* **Instructions for the task**: Using the records that follow, copy every line containing the word "Setting".

* **The input**:
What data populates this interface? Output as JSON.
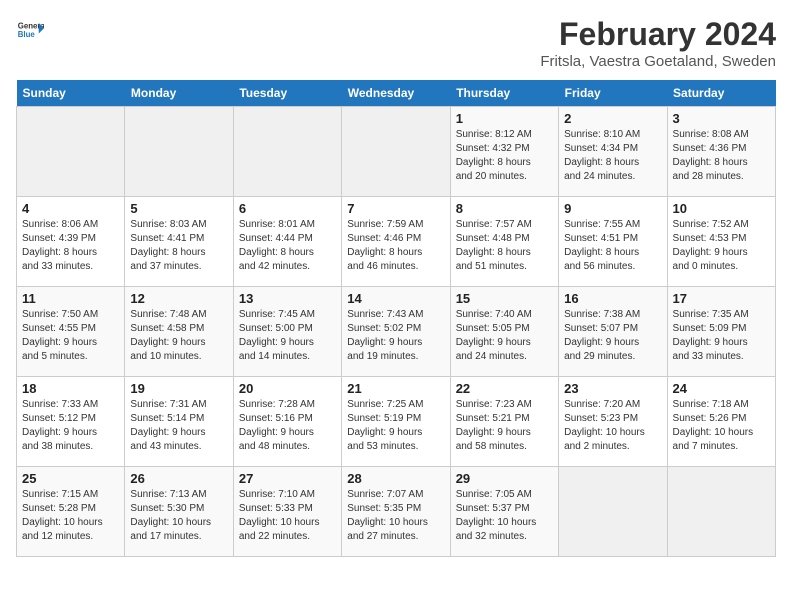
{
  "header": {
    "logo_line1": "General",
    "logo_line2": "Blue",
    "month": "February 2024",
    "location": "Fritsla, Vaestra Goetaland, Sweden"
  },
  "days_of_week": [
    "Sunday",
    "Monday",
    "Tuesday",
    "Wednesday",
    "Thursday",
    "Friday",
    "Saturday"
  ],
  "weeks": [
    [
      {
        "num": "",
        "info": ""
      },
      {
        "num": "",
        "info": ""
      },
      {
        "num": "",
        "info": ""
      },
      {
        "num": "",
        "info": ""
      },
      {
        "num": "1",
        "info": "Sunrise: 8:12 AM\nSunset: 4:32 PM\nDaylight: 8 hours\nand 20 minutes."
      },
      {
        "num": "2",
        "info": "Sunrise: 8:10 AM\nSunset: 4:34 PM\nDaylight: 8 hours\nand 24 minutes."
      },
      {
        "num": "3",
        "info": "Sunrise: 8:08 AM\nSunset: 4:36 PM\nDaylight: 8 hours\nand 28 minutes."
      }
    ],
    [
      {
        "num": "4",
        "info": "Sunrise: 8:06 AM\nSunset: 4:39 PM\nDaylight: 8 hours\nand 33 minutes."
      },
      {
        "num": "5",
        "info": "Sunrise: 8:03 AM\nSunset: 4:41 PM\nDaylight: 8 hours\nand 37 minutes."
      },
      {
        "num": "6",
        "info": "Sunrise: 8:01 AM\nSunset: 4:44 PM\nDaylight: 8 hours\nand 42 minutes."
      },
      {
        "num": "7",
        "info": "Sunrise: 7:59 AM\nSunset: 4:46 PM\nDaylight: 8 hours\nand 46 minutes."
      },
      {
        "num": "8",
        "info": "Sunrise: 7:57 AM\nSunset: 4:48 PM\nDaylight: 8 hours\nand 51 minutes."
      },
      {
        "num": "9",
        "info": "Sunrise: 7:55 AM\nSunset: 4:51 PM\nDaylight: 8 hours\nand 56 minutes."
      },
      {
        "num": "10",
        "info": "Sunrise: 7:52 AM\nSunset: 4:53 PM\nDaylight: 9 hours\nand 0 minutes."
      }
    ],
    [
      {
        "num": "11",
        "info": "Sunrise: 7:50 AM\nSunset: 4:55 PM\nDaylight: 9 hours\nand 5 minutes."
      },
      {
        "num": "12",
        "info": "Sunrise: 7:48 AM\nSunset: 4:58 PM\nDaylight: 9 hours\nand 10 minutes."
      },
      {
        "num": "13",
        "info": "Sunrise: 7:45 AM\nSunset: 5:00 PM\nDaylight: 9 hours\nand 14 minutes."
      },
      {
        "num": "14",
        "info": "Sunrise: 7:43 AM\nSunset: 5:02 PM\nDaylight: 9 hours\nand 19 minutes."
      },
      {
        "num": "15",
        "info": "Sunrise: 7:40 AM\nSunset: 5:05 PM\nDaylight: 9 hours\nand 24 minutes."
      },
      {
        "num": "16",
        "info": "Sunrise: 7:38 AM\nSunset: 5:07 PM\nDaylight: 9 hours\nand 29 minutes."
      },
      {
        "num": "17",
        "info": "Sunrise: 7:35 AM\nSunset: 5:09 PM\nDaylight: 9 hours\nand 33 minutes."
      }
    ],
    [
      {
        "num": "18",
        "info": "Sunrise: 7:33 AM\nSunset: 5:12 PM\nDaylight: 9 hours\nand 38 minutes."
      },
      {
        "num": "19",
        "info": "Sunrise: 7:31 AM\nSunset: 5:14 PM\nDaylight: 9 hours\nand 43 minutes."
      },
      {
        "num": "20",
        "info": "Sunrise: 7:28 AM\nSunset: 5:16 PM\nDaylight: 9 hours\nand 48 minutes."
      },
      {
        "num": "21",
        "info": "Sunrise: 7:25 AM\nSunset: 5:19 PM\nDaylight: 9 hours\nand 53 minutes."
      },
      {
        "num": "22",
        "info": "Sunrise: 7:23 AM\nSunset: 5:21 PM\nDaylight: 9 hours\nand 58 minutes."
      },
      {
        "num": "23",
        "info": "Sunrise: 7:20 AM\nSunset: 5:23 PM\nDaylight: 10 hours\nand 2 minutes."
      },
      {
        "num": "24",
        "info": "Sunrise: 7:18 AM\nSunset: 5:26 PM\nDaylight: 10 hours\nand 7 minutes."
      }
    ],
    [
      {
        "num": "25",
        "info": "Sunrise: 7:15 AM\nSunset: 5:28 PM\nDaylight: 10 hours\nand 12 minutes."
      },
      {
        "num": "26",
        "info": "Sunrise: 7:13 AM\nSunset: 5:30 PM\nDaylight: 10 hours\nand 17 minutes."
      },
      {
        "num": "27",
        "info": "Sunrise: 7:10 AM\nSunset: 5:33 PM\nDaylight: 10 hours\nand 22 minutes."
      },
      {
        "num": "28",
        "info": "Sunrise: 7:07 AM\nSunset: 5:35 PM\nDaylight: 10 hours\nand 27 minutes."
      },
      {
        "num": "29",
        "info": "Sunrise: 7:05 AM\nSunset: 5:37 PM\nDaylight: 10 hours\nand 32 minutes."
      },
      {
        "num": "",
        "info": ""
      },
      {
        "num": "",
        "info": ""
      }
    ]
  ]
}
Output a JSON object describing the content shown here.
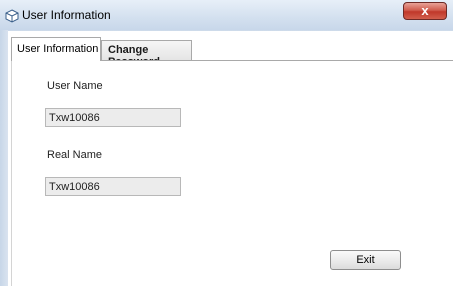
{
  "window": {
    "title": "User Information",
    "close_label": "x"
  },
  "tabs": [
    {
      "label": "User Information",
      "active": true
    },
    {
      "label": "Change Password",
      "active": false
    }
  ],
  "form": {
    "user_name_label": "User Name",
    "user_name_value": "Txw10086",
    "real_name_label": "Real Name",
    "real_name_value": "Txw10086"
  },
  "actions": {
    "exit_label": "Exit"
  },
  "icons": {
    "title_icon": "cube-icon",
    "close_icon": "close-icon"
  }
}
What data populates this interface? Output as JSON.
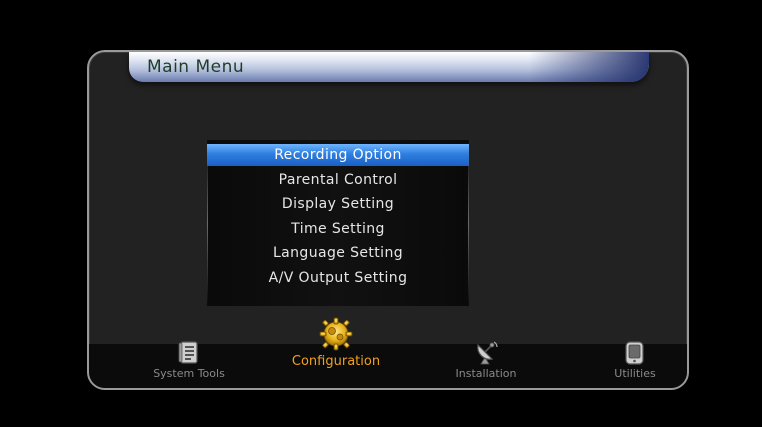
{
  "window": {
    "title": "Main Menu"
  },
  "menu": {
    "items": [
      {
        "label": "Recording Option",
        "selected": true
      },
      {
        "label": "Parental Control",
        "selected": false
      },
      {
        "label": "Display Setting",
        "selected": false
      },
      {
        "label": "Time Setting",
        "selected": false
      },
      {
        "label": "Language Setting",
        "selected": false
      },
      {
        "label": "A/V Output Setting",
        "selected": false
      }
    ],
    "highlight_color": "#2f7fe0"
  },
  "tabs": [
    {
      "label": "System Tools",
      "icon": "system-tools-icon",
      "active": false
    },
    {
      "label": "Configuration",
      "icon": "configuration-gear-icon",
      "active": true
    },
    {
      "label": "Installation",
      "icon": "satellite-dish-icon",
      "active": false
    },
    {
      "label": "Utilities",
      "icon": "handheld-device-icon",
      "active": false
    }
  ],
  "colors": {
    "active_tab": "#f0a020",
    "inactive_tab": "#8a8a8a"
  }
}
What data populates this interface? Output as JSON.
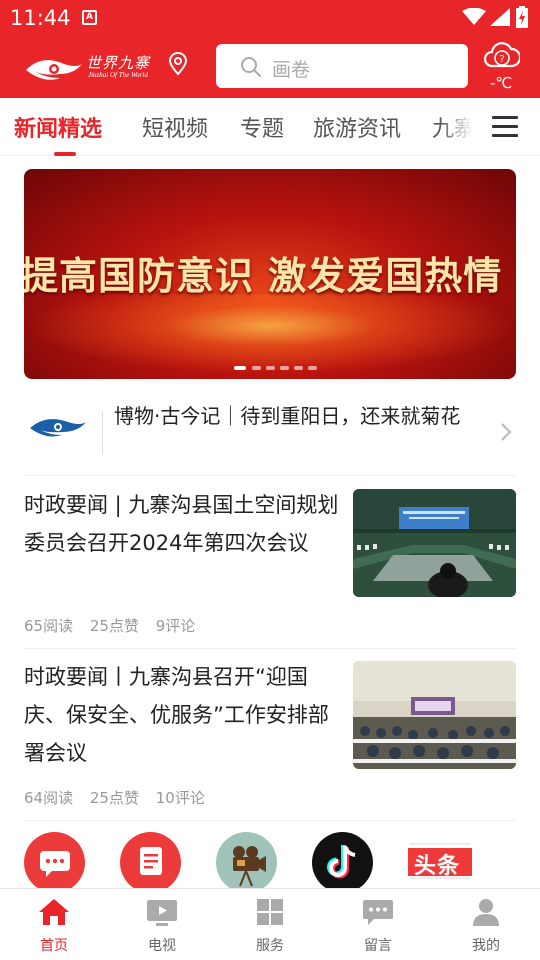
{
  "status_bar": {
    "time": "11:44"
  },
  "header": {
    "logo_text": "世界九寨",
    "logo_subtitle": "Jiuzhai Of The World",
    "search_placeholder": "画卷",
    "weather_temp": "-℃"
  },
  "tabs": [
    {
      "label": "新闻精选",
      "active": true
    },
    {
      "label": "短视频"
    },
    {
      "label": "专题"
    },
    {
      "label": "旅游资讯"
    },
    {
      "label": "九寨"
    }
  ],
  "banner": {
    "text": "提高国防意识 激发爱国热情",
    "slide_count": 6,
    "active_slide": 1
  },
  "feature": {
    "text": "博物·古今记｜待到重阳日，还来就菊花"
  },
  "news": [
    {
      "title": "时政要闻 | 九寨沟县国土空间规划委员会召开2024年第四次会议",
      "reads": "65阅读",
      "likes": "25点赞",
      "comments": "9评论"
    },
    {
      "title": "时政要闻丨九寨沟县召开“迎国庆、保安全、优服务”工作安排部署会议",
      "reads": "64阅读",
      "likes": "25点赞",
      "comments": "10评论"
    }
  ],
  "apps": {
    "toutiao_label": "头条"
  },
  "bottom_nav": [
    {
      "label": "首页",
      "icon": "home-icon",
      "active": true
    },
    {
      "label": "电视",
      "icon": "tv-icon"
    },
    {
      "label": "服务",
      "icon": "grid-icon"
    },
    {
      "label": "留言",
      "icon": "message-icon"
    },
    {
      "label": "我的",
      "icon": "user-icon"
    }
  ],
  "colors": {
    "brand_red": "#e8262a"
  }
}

* **Result for this exercise**:
        "label": "Display Setting",
        "label": "Time Setting",
        "label": "Language Setting",
        "label": "A/V Output Setting",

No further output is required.